Write out every line of the records below verbatim, with no changes.

[Recorded data]
------------
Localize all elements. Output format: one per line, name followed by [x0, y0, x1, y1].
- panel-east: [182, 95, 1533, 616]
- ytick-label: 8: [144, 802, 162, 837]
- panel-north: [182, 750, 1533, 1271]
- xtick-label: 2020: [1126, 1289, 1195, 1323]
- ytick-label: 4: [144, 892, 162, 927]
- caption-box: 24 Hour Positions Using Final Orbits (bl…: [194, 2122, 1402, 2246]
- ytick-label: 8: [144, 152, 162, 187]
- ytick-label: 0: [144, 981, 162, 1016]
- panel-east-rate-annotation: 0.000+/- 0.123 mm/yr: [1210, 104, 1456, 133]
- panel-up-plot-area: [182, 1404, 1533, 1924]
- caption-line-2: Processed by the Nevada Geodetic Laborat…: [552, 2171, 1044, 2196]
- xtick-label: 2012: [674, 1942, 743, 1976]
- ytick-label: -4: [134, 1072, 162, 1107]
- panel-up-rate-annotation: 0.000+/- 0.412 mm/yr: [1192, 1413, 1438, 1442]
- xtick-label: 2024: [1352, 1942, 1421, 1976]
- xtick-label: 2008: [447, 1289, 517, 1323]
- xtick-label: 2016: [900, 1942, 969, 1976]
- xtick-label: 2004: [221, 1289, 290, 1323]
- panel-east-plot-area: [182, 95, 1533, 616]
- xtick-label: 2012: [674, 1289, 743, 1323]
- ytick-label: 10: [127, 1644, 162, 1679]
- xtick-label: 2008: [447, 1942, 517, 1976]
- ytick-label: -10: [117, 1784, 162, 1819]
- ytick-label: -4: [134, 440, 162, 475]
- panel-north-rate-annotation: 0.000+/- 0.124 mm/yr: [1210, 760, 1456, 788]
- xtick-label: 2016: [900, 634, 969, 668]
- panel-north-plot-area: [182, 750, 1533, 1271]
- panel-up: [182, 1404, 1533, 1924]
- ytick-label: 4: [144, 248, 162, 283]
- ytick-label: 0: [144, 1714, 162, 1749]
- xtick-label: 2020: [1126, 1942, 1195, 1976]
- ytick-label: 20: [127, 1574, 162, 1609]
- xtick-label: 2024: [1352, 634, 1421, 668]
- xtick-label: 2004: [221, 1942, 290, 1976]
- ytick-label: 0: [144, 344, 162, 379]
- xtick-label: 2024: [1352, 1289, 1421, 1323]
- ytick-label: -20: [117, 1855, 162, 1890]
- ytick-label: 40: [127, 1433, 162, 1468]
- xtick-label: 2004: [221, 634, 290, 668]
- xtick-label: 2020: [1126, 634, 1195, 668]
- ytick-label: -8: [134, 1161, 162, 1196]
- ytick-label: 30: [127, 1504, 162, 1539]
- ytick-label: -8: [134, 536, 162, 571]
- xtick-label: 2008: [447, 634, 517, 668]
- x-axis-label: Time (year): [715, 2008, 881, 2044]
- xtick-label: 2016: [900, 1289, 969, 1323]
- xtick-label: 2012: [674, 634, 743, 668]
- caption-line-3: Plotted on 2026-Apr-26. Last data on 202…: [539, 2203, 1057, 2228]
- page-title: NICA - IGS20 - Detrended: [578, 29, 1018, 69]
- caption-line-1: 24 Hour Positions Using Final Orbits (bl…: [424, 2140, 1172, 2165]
------------
*Finished exercise*:
Localize all elements. Output format: one per line, name followed by [x0, y0, x1, y1].
- panel-east: [182, 95, 1533, 616]
- ytick-label: 8: [144, 802, 162, 837]
- panel-north: [182, 750, 1533, 1271]
- xtick-label: 2020: [1126, 1289, 1195, 1323]
- ytick-label: 4: [144, 892, 162, 927]
- caption-box: 24 Hour Positions Using Final Orbits (bl…: [194, 2122, 1402, 2246]
- ytick-label: 8: [144, 152, 162, 187]
- ytick-label: 0: [144, 981, 162, 1016]
- panel-east-rate-annotation: 0.000+/- 0.123 mm/yr: [1210, 104, 1456, 133]
- panel-up-plot-area: [182, 1404, 1533, 1924]
- caption-line-2: Processed by the Nevada Geodetic Laborat…: [552, 2171, 1044, 2196]
- xtick-label: 2012: [674, 1942, 743, 1976]
- ytick-label: -4: [134, 1072, 162, 1107]
- panel-up-rate-annotation: 0.000+/- 0.412 mm/yr: [1192, 1413, 1438, 1442]
- xtick-label: 2024: [1352, 1942, 1421, 1976]
- xtick-label: 2008: [447, 1289, 517, 1323]
- xtick-label: 2016: [900, 1942, 969, 1976]
- xtick-label: 2004: [221, 1289, 290, 1323]
- panel-east-plot-area: [182, 95, 1533, 616]
- xtick-label: 2012: [674, 1289, 743, 1323]
- ytick-label: 10: [127, 1644, 162, 1679]
- xtick-label: 2008: [447, 1942, 517, 1976]
- ytick-label: -10: [117, 1784, 162, 1819]
- ytick-label: -4: [134, 440, 162, 475]
- panel-north-rate-annotation: 0.000+/- 0.124 mm/yr: [1210, 760, 1456, 788]
- xtick-label: 2016: [900, 634, 969, 668]
- panel-north-plot-area: [182, 750, 1533, 1271]
- panel-up: [182, 1404, 1533, 1924]
- ytick-label: 4: [144, 248, 162, 283]
- ytick-label: 0: [144, 1714, 162, 1749]
- xtick-label: 2020: [1126, 1942, 1195, 1976]
- ytick-label: 20: [127, 1574, 162, 1609]
- xtick-label: 2024: [1352, 634, 1421, 668]
- xtick-label: 2004: [221, 1942, 290, 1976]
- ytick-label: 0: [144, 344, 162, 379]
- xtick-label: 2024: [1352, 1289, 1421, 1323]
- ytick-label: -20: [117, 1855, 162, 1890]
- ytick-label: 40: [127, 1433, 162, 1468]
- xtick-label: 2004: [221, 634, 290, 668]
- xtick-label: 2020: [1126, 634, 1195, 668]
- ytick-label: -8: [134, 1161, 162, 1196]
- ytick-label: 30: [127, 1504, 162, 1539]
- ytick-label: -8: [134, 536, 162, 571]
- xtick-label: 2008: [447, 634, 517, 668]
- x-axis-label: Time (year): [715, 2008, 881, 2044]
- xtick-label: 2016: [900, 1289, 969, 1323]
- xtick-label: 2012: [674, 634, 743, 668]
- caption-line-3: Plotted on 2026-Apr-26. Last data on 202…: [539, 2203, 1057, 2228]
- page-title: NICA - IGS20 - Detrended: [578, 29, 1018, 69]
- caption-line-1: 24 Hour Positions Using Final Orbits (bl…: [424, 2140, 1172, 2165]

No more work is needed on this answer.